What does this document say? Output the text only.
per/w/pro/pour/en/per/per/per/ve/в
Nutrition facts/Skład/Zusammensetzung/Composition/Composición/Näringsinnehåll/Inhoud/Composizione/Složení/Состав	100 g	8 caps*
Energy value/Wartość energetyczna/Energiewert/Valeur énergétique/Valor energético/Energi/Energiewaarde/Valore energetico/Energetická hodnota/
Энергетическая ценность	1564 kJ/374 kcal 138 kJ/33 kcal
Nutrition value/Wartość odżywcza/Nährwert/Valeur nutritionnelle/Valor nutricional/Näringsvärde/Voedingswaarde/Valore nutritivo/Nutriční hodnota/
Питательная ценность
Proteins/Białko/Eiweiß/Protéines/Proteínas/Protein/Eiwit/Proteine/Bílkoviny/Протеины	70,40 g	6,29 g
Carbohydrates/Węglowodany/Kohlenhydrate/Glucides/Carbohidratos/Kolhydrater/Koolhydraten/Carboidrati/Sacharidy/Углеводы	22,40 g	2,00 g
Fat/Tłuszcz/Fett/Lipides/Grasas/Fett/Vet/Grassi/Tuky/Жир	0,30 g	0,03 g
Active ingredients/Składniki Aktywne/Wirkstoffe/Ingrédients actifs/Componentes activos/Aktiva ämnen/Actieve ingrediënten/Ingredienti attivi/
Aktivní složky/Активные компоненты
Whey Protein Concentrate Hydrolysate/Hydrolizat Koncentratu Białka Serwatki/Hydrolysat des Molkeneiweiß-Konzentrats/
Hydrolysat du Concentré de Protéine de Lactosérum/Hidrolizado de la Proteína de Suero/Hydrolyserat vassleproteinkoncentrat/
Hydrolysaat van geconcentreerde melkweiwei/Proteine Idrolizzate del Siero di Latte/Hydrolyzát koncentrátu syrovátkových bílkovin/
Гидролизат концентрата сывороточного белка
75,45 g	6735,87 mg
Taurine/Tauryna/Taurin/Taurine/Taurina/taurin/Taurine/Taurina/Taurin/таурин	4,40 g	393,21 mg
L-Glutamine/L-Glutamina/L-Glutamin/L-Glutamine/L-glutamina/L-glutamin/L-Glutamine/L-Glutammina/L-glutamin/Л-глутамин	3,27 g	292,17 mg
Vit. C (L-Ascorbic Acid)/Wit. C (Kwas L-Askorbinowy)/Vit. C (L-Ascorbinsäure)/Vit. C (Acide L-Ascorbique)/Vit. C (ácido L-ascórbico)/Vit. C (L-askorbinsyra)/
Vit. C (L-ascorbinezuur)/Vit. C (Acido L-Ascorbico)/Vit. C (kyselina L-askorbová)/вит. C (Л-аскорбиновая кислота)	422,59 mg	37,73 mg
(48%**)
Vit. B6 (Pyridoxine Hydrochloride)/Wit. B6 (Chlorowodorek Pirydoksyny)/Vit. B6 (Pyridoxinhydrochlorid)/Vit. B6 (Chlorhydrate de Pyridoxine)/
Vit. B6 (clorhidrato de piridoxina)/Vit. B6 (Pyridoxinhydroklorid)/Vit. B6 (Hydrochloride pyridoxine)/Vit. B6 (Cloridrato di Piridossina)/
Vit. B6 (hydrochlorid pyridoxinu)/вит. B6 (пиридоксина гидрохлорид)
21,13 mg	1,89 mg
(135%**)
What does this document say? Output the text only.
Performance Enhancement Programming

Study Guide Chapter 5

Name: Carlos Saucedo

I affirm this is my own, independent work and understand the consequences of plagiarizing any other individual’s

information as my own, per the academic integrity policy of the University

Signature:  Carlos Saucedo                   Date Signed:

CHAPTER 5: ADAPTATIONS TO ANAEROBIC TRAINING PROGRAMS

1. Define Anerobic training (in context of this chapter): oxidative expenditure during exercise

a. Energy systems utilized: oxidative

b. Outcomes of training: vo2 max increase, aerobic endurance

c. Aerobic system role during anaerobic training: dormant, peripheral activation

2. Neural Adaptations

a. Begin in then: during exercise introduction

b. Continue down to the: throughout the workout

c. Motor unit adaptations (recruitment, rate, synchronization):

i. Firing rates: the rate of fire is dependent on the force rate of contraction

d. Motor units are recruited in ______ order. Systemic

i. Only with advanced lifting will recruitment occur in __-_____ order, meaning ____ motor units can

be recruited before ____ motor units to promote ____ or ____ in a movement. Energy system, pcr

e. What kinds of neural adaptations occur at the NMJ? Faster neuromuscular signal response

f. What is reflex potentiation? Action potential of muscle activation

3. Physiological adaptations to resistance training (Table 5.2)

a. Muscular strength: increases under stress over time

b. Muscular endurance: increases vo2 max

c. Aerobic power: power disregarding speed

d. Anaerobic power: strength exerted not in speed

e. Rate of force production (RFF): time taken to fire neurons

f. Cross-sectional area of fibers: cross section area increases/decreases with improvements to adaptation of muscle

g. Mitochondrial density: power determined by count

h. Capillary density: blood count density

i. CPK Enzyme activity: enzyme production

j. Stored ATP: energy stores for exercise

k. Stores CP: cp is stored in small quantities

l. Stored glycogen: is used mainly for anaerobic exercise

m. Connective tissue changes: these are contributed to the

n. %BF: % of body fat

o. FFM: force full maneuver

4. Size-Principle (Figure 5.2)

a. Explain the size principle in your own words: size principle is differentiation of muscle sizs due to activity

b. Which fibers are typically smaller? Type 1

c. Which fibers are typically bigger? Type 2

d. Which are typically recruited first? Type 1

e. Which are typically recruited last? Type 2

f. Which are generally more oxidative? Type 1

Problem details — Please make the answer a complete, exact reproduction of the records.

Exercise result —
What does this document say? Output the text only.
per/w/pro/pour/en/per/per/per/ve/в
Nutrition facts/Skład/Zusammensetzung/Composition/Composición/Näringsinnehåll/Inhoud/Composizione/Složení/Состав	100 g	8 caps*
Energy value/Wartość energetyczna/Energiewert/Valeur énergétique/Valor energético/Energi/Energiewaarde/Valore energetico/Energetická hodnota/
Энергетическая ценность	1564 kJ/374 kcal 138 kJ/33 kcal
Nutrition value/Wartość odżywcza/Nährwert/Valeur nutritionnelle/Valor nutricional/Näringsvärde/Voedingswaarde/Valore nutritivo/Nutriční hodnota/
Питательная ценность
Proteins/Białko/Eiweiß/Protéines/Proteínas/Protein/Eiwit/Proteine/Bílkoviny/Протеины	70,40 g	6,29 g
Carbohydrates/Węglowodany/Kohlenhydrate/Glucides/Carbohidratos/Kolhydrater/Koolhydraten/Carboidrati/Sacharidy/Углеводы	22,40 g	2,00 g
Fat/Tłuszcz/Fett/Lipides/Grasas/Fett/Vet/Grassi/Tuky/Жир	0,30 g	0,03 g
Active ingredients/Składniki Aktywne/Wirkstoffe/Ingrédients actifs/Componentes activos/Aktiva ämnen/Actieve ingrediënten/Ingredienti attivi/
Aktivní složky/Активные компоненты
Whey Protein Concentrate Hydrolysate/Hydrolizat Koncentratu Białka Serwatki/Hydrolysat des Molkeneiweiß-Konzentrats/
Hydrolysat du Concentré de Protéine de Lactosérum/Hidrolizado de la Proteína de Suero/Hydrolyserat vassleproteinkoncentrat/
Hydrolysaat van geconcentreerde melkweiwei/Proteine Idrolizzate del Siero di Latte/Hydrolyzát koncentrátu syrovátkových bílkovin/
Гидролизат концентрата сывороточного белка
75,45 g	6735,87 mg
Taurine/Tauryna/Taurin/Taurine/Taurina/taurin/Taurine/Taurina/Taurin/таурин	4,40 g	393,21 mg
L-Glutamine/L-Glutamina/L-Glutamin/L-Glutamine/L-glutamina/L-glutamin/L-Glutamine/L-Glutammina/L-glutamin/Л-глутамин	3,27 g	292,17 mg
Vit. C (L-Ascorbic Acid)/Wit. C (Kwas L-Askorbinowy)/Vit. C (L-Ascorbinsäure)/Vit. C (Acide L-Ascorbique)/Vit. C (ácido L-ascórbico)/Vit. C (L-askorbinsyra)/
Vit. C (L-ascorbinezuur)/Vit. C (Acido L-Ascorbico)/Vit. C (kyselina L-askorbová)/вит. C (Л-аскорбиновая кислота)	422,59 mg	37,73 mg
(48%**)
Vit. B6 (Pyridoxine Hydrochloride)/Wit. B6 (Chlorowodorek Pirydoksyny)/Vit. B6 (Pyridoxinhydrochlorid)/Vit. B6 (Chlorhydrate de Pyridoxine)/
Vit. B6 (clorhidrato de piridoxina)/Vit. B6 (Pyridoxinhydroklorid)/Vit. B6 (Hydrochloride pyridoxine)/Vit. B6 (Cloridrato di Piridossina)/
Vit. B6 (hydrochlorid pyridoxinu)/вит. B6 (пиридоксина гидрохлорид)
21,13 mg	1,89 mg
(135%**)
What does this document say? Output the text only.
Performance Enhancement Programming

Study Guide Chapter 5

Name: Carlos Saucedo

I affirm this is my own, independent work and understand the consequences of plagiarizing any other individual’s

information as my own, per the academic integrity policy of the University

Signature:  Carlos Saucedo                   Date Signed:

CHAPTER 5: ADAPTATIONS TO ANAEROBIC TRAINING PROGRAMS

1. Define Anerobic training (in context of this chapter): oxidative expenditure during exercise

a. Energy systems utilized: oxidative

b. Outcomes of training: vo2 max increase, aerobic endurance

c. Aerobic system role during anaerobic training: dormant, peripheral activation

2. Neural Adaptations

a. Begin in then: during exercise introduction

b. Continue down to the: throughout the workout

c. Motor unit adaptations (recruitment, rate, synchronization):

i. Firing rates: the rate of fire is dependent on the force rate of contraction

d. Motor units are recruited in ______ order. Systemic

i. Only with advanced lifting will recruitment occur in __-_____ order, meaning ____ motor units can

be recruited before ____ motor units to promote ____ or ____ in a movement. Energy system, pcr

e. What kinds of neural adaptations occur at the NMJ? Faster neuromuscular signal response

f. What is reflex potentiation? Action potential of muscle activation

3. Physiological adaptations to resistance training (Table 5.2)

a. Muscular strength: increases under stress over time

b. Muscular endurance: increases vo2 max

c. Aerobic power: power disregarding speed

d. Anaerobic power: strength exerted not in speed

e. Rate of force production (RFF): time taken to fire neurons

f. Cross-sectional area of fibers: cross section area increases/decreases with improvements to adaptation of muscle

g. Mitochondrial density: power determined by count

h. Capillary density: blood count density

i. CPK Enzyme activity: enzyme production

j. Stored ATP: energy stores for exercise

k. Stores CP: cp is stored in small quantities

l. Stored glycogen: is used mainly for anaerobic exercise

m. Connective tissue changes: these are contributed to the

n. %BF: % of body fat

o. FFM: force full maneuver

4. Size-Principle (Figure 5.2)

a. Explain the size principle in your own words: size principle is differentiation of muscle sizs due to activity

b. Which fibers are typically smaller? Type 1

c. Which fibers are typically bigger? Type 2

d. Which are typically recruited first? Type 1

e. Which are typically recruited last? Type 2

f. Which are generally more oxidative? Type 1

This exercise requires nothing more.